Records from a collection of figures
┄┄┄┄┄┄┄┄┄┄
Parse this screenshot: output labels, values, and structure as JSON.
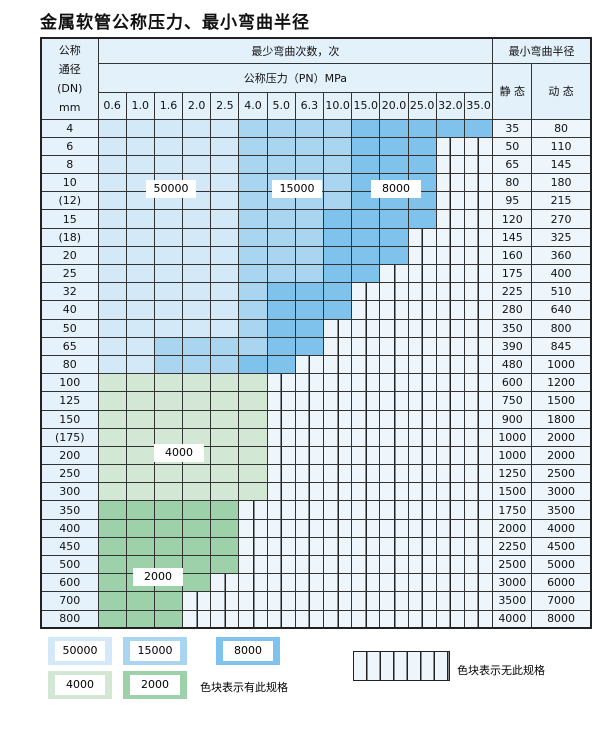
{
  "title": "金属软管公称压力、最小弯曲半径",
  "header": {
    "dn_label": [
      "公称",
      "通径",
      "(DN)",
      "mm"
    ],
    "cycles_label": "最少弯曲次数，次",
    "pressure_label": "公称压力（PN）MPa",
    "radius_label": "最小弯曲半径",
    "static_label": "静 态",
    "dynamic_label": "动 态",
    "pressures": [
      "0.6",
      "1.0",
      "1.6",
      "2.0",
      "2.5",
      "4.0",
      "5.0",
      "6.3",
      "10.0",
      "15.0",
      "20.0",
      "25.0",
      "32.0",
      "35.0"
    ]
  },
  "categories": {
    "A": {
      "value": "50000",
      "color": "#d4e9f8"
    },
    "B": {
      "value": "15000",
      "color": "#aad5f1"
    },
    "C": {
      "value": "8000",
      "color": "#7fc2ec"
    },
    "D": {
      "value": "4000",
      "color": "#d3e8d4"
    },
    "E": {
      "value": "2000",
      "color": "#9cd1aa"
    },
    "X": {
      "value": "无此规格",
      "color": "#eef5fb"
    }
  },
  "rows": [
    {
      "dn": "4",
      "static": "35",
      "dynamic": "80",
      "cells": "AAAAABBBBCCCCC"
    },
    {
      "dn": "6",
      "static": "50",
      "dynamic": "110",
      "cells": "AAAAABBBBCCCXX"
    },
    {
      "dn": "8",
      "static": "65",
      "dynamic": "145",
      "cells": "AAAAABBBBCCCXX"
    },
    {
      "dn": "10",
      "static": "80",
      "dynamic": "180",
      "cells": "AAAAABBBBCCCXX"
    },
    {
      "dn": "(12)",
      "static": "95",
      "dynamic": "215",
      "cells": "AAAAABBBBCCCXX"
    },
    {
      "dn": "15",
      "static": "120",
      "dynamic": "270",
      "cells": "AAAAABBBCCCCXX"
    },
    {
      "dn": "(18)",
      "static": "145",
      "dynamic": "325",
      "cells": "AAAAABBBCCCXXX"
    },
    {
      "dn": "20",
      "static": "160",
      "dynamic": "360",
      "cells": "AAAAABBBCCCXXX"
    },
    {
      "dn": "25",
      "static": "175",
      "dynamic": "400",
      "cells": "AAAAABBBCCXXXX"
    },
    {
      "dn": "32",
      "static": "225",
      "dynamic": "510",
      "cells": "AAAAABCCCXXXXX"
    },
    {
      "dn": "40",
      "static": "280",
      "dynamic": "640",
      "cells": "AAAAABCCCXXXXX"
    },
    {
      "dn": "50",
      "static": "350",
      "dynamic": "800",
      "cells": "AAAAABCCXXXXXX"
    },
    {
      "dn": "65",
      "static": "390",
      "dynamic": "845",
      "cells": "AABBBBCCXXXXXX"
    },
    {
      "dn": "80",
      "static": "480",
      "dynamic": "1000",
      "cells": "AABBBCCXXXXXXX"
    },
    {
      "dn": "100",
      "static": "600",
      "dynamic": "1200",
      "cells": "DDDDDDXXXXXXXX"
    },
    {
      "dn": "125",
      "static": "750",
      "dynamic": "1500",
      "cells": "DDDDDDXXXXXXXX"
    },
    {
      "dn": "150",
      "static": "900",
      "dynamic": "1800",
      "cells": "DDDDDDXXXXXXXX"
    },
    {
      "dn": "(175)",
      "static": "1000",
      "dynamic": "2000",
      "cells": "DDDDDDXXXXXXXX"
    },
    {
      "dn": "200",
      "static": "1000",
      "dynamic": "2000",
      "cells": "DDDDDDXXXXXXXX"
    },
    {
      "dn": "250",
      "static": "1250",
      "dynamic": "2500",
      "cells": "DDDDDDXXXXXXXX"
    },
    {
      "dn": "300",
      "static": "1500",
      "dynamic": "3000",
      "cells": "DDDDDDXXXXXXXX"
    },
    {
      "dn": "350",
      "static": "1750",
      "dynamic": "3500",
      "cells": "EEEEEXXXXXXXXX"
    },
    {
      "dn": "400",
      "static": "2000",
      "dynamic": "4000",
      "cells": "EEEEEXXXXXXXXX"
    },
    {
      "dn": "450",
      "static": "2250",
      "dynamic": "4500",
      "cells": "EEEEEXXXXXXXXX"
    },
    {
      "dn": "500",
      "static": "2500",
      "dynamic": "5000",
      "cells": "EEEEEXXXXXXXXX"
    },
    {
      "dn": "600",
      "static": "3000",
      "dynamic": "6000",
      "cells": "EEEEXXXXXXXXXX"
    },
    {
      "dn": "700",
      "static": "3500",
      "dynamic": "7000",
      "cells": "EEEXXXXXXXXXXX"
    },
    {
      "dn": "800",
      "static": "4000",
      "dynamic": "8000",
      "cells": "EEEXXXXXXXXXXX"
    }
  ],
  "region_labels": {
    "a": "50000",
    "b": "15000",
    "c": "8000",
    "d": "4000",
    "e": "2000"
  },
  "legend": {
    "a": "50000",
    "b": "15000",
    "c": "8000",
    "d": "4000",
    "e": "2000",
    "has_spec": "色块表示有此规格",
    "no_spec": "色块表示无此规格"
  }
}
┄┄┄┄┄┄┄┄┄┄
Exercise objective
Copy the listing word for word, excluding its pictures.

Answer below
Parse this screenshot: output labels, values, and structure as JSON.
{
  "title": "金属软管公称压力、最小弯曲半径",
  "header": {
    "dn_label": [
      "公称",
      "通径",
      "(DN)",
      "mm"
    ],
    "cycles_label": "最少弯曲次数，次",
    "pressure_label": "公称压力（PN）MPa",
    "radius_label": "最小弯曲半径",
    "static_label": "静 态",
    "dynamic_label": "动 态",
    "pressures": [
      "0.6",
      "1.0",
      "1.6",
      "2.0",
      "2.5",
      "4.0",
      "5.0",
      "6.3",
      "10.0",
      "15.0",
      "20.0",
      "25.0",
      "32.0",
      "35.0"
    ]
  },
  "categories": {
    "A": {
      "value": "50000",
      "color": "#d4e9f8"
    },
    "B": {
      "value": "15000",
      "color": "#aad5f1"
    },
    "C": {
      "value": "8000",
      "color": "#7fc2ec"
    },
    "D": {
      "value": "4000",
      "color": "#d3e8d4"
    },
    "E": {
      "value": "2000",
      "color": "#9cd1aa"
    },
    "X": {
      "value": "无此规格",
      "color": "#eef5fb"
    }
  },
  "rows": [
    {
      "dn": "4",
      "static": "35",
      "dynamic": "80",
      "cells": "AAAAABBBBCCCCC"
    },
    {
      "dn": "6",
      "static": "50",
      "dynamic": "110",
      "cells": "AAAAABBBBCCCXX"
    },
    {
      "dn": "8",
      "static": "65",
      "dynamic": "145",
      "cells": "AAAAABBBBCCCXX"
    },
    {
      "dn": "10",
      "static": "80",
      "dynamic": "180",
      "cells": "AAAAABBBBCCCXX"
    },
    {
      "dn": "(12)",
      "static": "95",
      "dynamic": "215",
      "cells": "AAAAABBBBCCCXX"
    },
    {
      "dn": "15",
      "static": "120",
      "dynamic": "270",
      "cells": "AAAAABBBCCCCXX"
    },
    {
      "dn": "(18)",
      "static": "145",
      "dynamic": "325",
      "cells": "AAAAABBBCCCXXX"
    },
    {
      "dn": "20",
      "static": "160",
      "dynamic": "360",
      "cells": "AAAAABBBCCCXXX"
    },
    {
      "dn": "25",
      "static": "175",
      "dynamic": "400",
      "cells": "AAAAABBBCCXXXX"
    },
    {
      "dn": "32",
      "static": "225",
      "dynamic": "510",
      "cells": "AAAAABCCCXXXXX"
    },
    {
      "dn": "40",
      "static": "280",
      "dynamic": "640",
      "cells": "AAAAABCCCXXXXX"
    },
    {
      "dn": "50",
      "static": "350",
      "dynamic": "800",
      "cells": "AAAAABCCXXXXXX"
    },
    {
      "dn": "65",
      "static": "390",
      "dynamic": "845",
      "cells": "AABBBBCCXXXXXX"
    },
    {
      "dn": "80",
      "static": "480",
      "dynamic": "1000",
      "cells": "AABBBCCXXXXXXX"
    },
    {
      "dn": "100",
      "static": "600",
      "dynamic": "1200",
      "cells": "DDDDDDXXXXXXXX"
    },
    {
      "dn": "125",
      "static": "750",
      "dynamic": "1500",
      "cells": "DDDDDDXXXXXXXX"
    },
    {
      "dn": "150",
      "static": "900",
      "dynamic": "1800",
      "cells": "DDDDDDXXXXXXXX"
    },
    {
      "dn": "(175)",
      "static": "1000",
      "dynamic": "2000",
      "cells": "DDDDDDXXXXXXXX"
    },
    {
      "dn": "200",
      "static": "1000",
      "dynamic": "2000",
      "cells": "DDDDDDXXXXXXXX"
    },
    {
      "dn": "250",
      "static": "1250",
      "dynamic": "2500",
      "cells": "DDDDDDXXXXXXXX"
    },
    {
      "dn": "300",
      "static": "1500",
      "dynamic": "3000",
      "cells": "DDDDDDXXXXXXXX"
    },
    {
      "dn": "350",
      "static": "1750",
      "dynamic": "3500",
      "cells": "EEEEEXXXXXXXXX"
    },
    {
      "dn": "400",
      "static": "2000",
      "dynamic": "4000",
      "cells": "EEEEEXXXXXXXXX"
    },
    {
      "dn": "450",
      "static": "2250",
      "dynamic": "4500",
      "cells": "EEEEEXXXXXXXXX"
    },
    {
      "dn": "500",
      "static": "2500",
      "dynamic": "5000",
      "cells": "EEEEEXXXXXXXXX"
    },
    {
      "dn": "600",
      "static": "3000",
      "dynamic": "6000",
      "cells": "EEEEXXXXXXXXXX"
    },
    {
      "dn": "700",
      "static": "3500",
      "dynamic": "7000",
      "cells": "EEEXXXXXXXXXXX"
    },
    {
      "dn": "800",
      "static": "4000",
      "dynamic": "8000",
      "cells": "EEEXXXXXXXXXXX"
    }
  ],
  "region_labels": {
    "a": "50000",
    "b": "15000",
    "c": "8000",
    "d": "4000",
    "e": "2000"
  },
  "legend": {
    "a": "50000",
    "b": "15000",
    "c": "8000",
    "d": "4000",
    "e": "2000",
    "has_spec": "色块表示有此规格",
    "no_spec": "色块表示无此规格"
  }
}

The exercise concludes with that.